### Work to complete
Write out each line in which the string "text" is present.

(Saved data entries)
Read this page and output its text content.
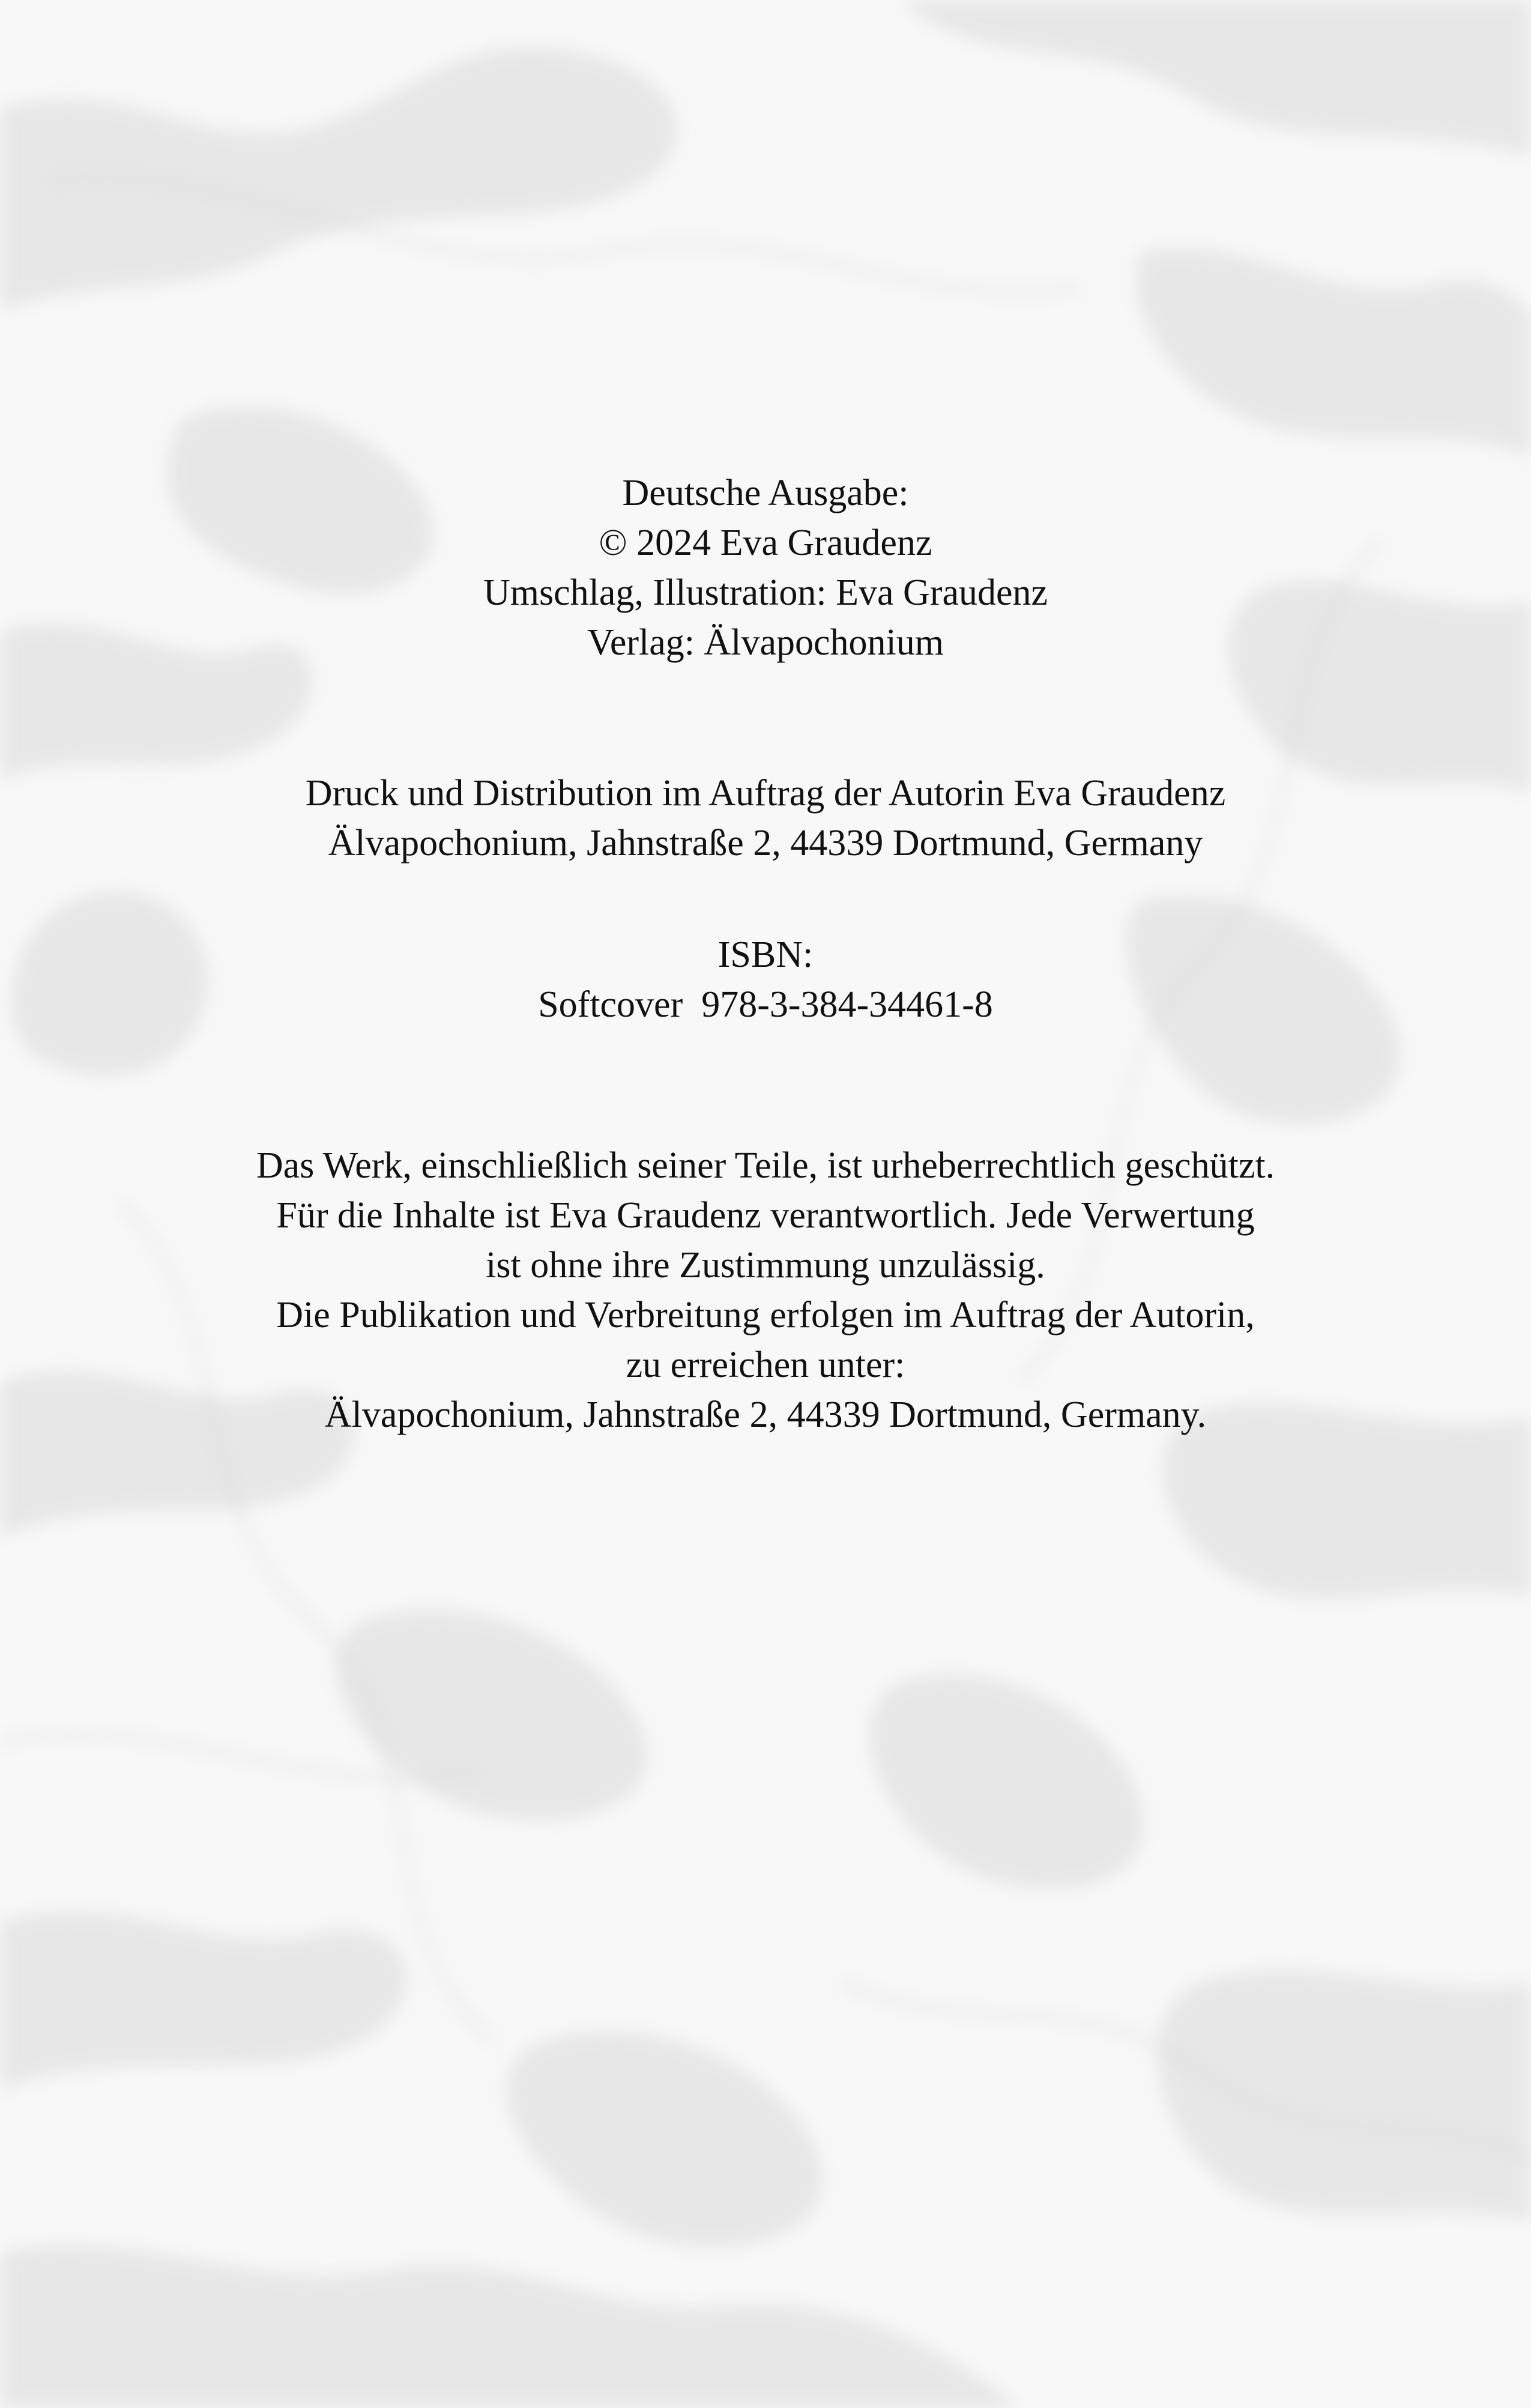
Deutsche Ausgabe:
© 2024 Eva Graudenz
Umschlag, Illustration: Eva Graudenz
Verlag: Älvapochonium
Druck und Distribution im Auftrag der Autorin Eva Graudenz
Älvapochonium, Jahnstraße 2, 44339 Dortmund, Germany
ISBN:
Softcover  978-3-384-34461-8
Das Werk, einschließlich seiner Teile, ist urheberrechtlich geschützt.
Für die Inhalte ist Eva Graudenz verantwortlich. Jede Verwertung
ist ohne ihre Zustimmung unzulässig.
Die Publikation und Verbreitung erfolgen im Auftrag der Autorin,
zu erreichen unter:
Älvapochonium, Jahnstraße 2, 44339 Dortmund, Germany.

* * *

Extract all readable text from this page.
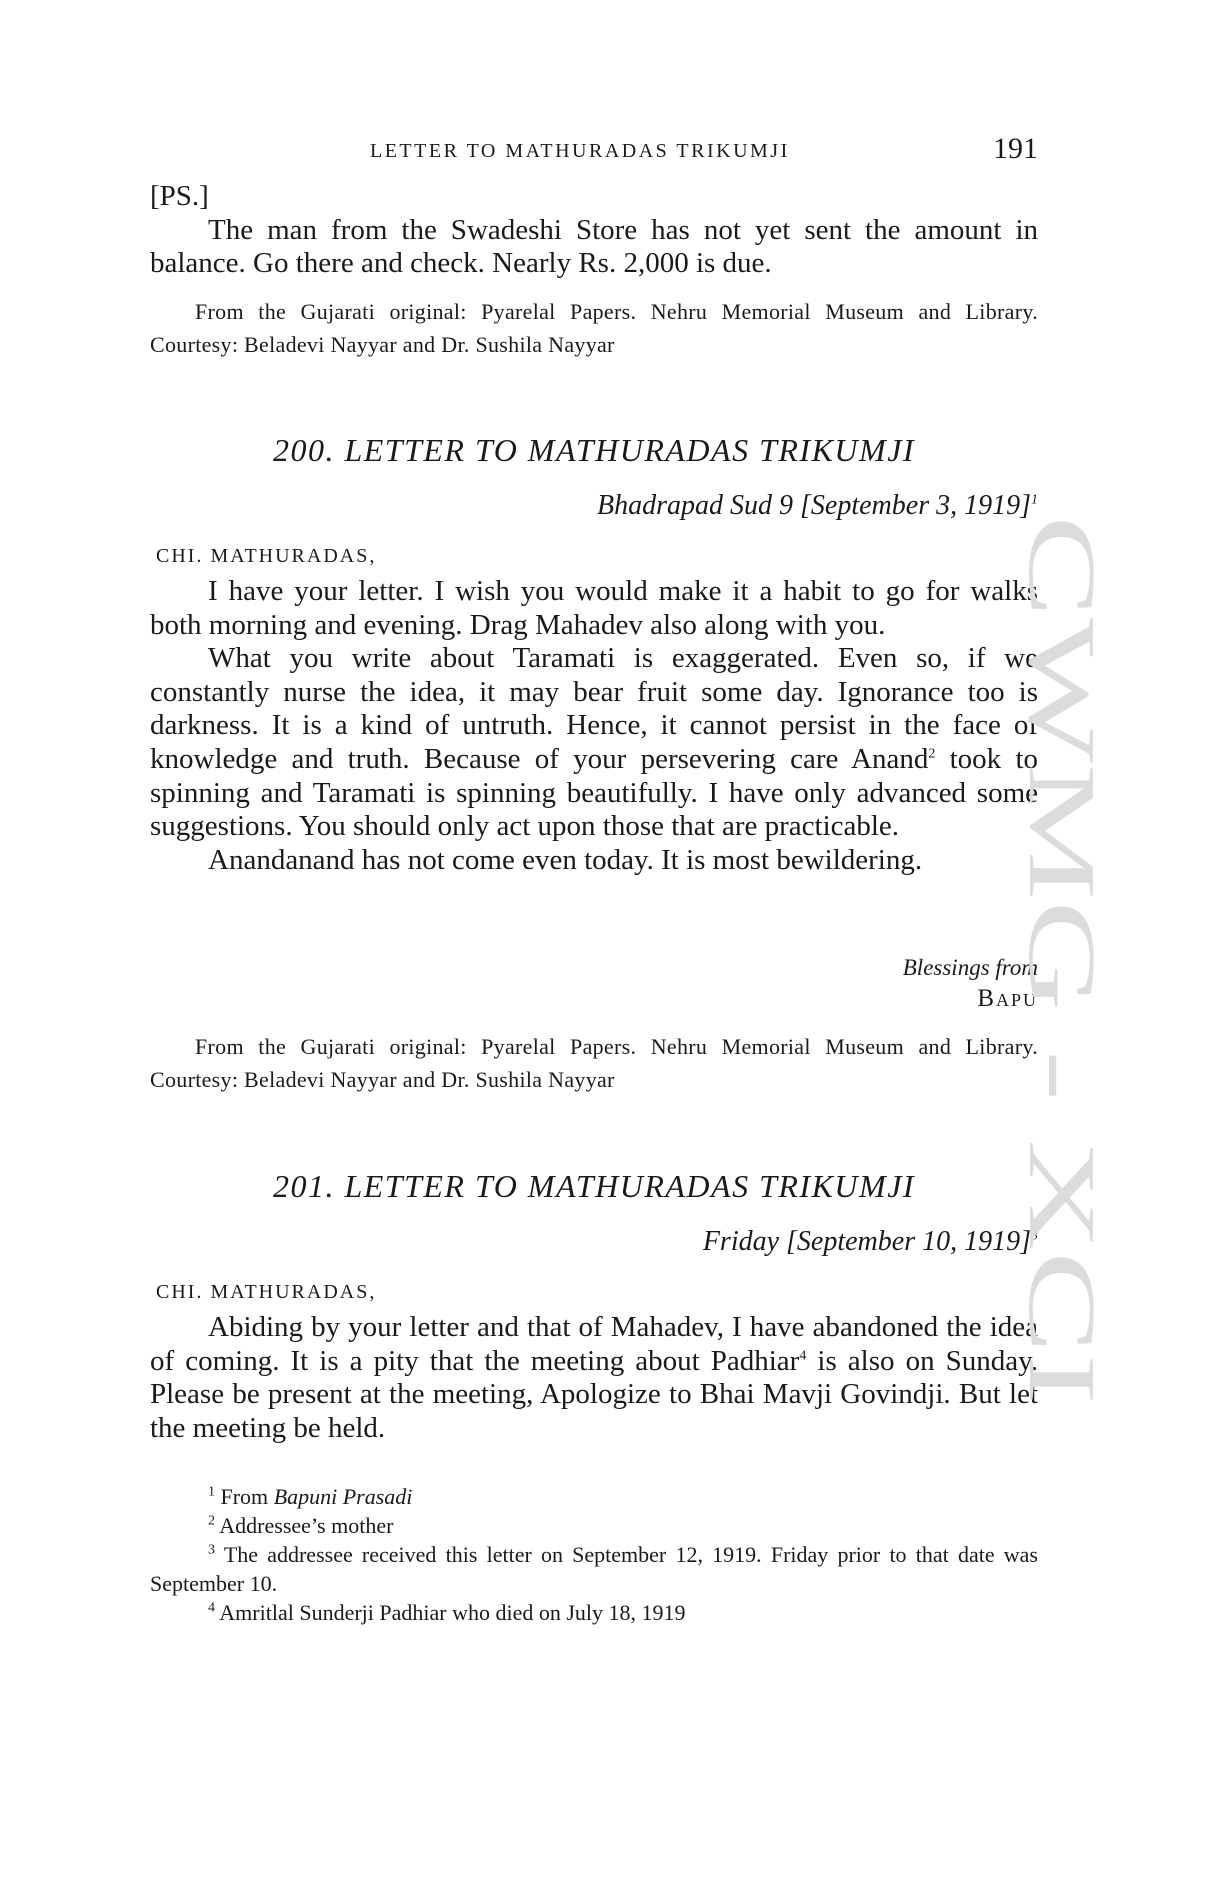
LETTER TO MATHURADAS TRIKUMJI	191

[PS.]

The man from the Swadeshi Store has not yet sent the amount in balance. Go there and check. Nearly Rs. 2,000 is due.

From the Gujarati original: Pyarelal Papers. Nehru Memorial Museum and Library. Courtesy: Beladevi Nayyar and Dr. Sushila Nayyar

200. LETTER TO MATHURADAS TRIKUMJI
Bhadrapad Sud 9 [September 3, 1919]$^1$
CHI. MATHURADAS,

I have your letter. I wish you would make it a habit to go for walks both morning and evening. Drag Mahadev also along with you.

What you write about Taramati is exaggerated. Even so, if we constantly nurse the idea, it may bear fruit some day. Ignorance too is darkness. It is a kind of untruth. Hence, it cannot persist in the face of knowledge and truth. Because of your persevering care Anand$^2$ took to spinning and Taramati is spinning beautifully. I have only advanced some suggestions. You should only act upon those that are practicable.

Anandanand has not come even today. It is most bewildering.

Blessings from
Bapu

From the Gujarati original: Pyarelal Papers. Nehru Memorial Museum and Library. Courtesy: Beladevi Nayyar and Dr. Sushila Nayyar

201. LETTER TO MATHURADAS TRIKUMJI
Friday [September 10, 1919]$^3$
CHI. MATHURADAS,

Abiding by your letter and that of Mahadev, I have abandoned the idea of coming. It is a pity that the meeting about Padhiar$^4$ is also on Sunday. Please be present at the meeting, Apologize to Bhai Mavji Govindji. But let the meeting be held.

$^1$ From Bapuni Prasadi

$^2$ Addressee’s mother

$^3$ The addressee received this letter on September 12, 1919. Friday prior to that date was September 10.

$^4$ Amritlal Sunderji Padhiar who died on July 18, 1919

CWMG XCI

--

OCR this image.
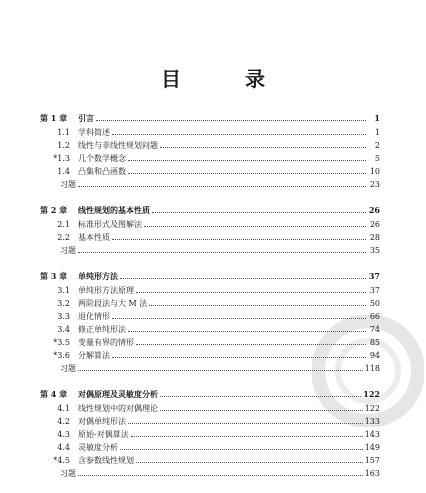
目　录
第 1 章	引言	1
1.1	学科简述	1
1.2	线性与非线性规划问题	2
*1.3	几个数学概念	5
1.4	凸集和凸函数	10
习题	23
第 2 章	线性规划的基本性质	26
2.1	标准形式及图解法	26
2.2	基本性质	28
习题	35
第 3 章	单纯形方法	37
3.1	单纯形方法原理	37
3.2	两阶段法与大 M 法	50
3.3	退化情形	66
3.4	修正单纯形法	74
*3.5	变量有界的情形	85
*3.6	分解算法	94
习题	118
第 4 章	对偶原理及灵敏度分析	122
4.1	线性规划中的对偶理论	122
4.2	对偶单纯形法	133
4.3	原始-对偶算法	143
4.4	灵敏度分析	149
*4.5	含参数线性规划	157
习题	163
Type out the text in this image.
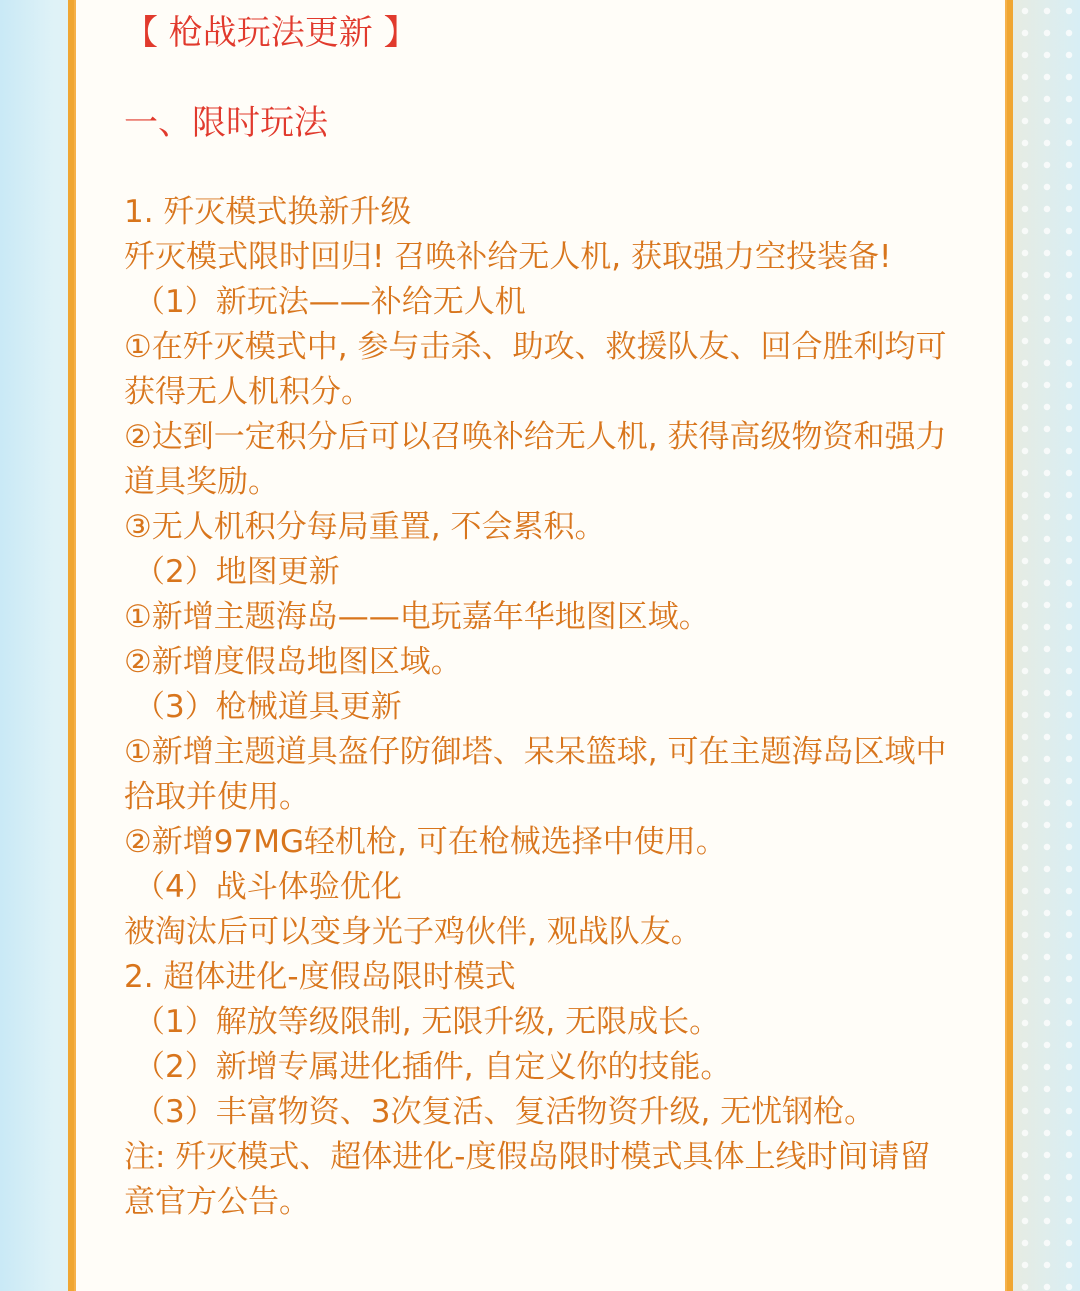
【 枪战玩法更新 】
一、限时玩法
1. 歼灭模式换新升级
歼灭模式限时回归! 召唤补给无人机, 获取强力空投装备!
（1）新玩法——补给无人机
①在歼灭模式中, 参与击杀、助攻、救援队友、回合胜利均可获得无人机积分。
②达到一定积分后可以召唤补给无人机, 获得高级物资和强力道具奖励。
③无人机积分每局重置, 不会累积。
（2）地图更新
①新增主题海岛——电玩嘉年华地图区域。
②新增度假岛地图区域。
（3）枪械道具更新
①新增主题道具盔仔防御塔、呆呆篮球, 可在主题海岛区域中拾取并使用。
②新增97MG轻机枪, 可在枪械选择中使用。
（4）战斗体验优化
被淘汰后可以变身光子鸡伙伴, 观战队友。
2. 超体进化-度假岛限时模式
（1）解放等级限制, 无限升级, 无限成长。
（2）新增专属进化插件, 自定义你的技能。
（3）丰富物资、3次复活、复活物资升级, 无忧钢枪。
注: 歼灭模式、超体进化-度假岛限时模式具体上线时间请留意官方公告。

### Response to the exercise
Read this page and output its text content.
Extract all readable text from this page.
Type out the text in this image.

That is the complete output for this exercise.